What is required → Extract each line of the records below that contains the word "name".

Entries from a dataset

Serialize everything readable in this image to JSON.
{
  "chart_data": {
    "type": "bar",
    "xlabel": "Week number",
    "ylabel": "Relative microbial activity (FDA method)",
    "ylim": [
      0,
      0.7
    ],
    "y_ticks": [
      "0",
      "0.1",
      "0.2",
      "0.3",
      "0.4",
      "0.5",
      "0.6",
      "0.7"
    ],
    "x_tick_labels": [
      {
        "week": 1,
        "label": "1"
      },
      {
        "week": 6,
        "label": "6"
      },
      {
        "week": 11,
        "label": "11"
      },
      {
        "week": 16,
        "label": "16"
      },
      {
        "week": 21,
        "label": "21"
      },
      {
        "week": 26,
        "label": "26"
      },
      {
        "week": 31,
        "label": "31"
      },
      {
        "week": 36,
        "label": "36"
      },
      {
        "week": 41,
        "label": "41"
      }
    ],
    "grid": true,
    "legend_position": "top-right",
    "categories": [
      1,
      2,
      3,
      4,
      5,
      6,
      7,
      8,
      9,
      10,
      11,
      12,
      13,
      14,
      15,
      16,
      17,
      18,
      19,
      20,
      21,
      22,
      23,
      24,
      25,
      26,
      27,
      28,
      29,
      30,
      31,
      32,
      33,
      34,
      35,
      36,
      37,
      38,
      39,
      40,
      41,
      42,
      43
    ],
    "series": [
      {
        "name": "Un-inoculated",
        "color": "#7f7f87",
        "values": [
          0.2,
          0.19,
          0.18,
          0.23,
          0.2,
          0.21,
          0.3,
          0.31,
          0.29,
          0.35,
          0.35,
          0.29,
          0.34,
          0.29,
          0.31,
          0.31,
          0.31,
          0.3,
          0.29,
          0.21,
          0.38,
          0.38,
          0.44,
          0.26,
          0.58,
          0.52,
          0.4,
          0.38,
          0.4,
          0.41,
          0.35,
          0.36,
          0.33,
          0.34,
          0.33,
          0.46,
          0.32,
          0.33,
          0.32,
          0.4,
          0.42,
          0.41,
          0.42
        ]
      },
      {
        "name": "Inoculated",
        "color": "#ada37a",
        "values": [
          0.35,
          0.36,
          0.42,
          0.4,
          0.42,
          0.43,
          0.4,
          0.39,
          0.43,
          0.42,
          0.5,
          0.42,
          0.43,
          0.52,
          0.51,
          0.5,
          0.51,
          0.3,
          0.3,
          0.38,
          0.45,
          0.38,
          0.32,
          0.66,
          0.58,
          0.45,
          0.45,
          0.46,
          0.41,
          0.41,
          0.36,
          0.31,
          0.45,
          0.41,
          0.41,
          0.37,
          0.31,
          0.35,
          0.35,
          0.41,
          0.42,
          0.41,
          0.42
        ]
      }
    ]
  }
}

Output below →
        "name": "Un-inoculated",
        "name": "Inoculated",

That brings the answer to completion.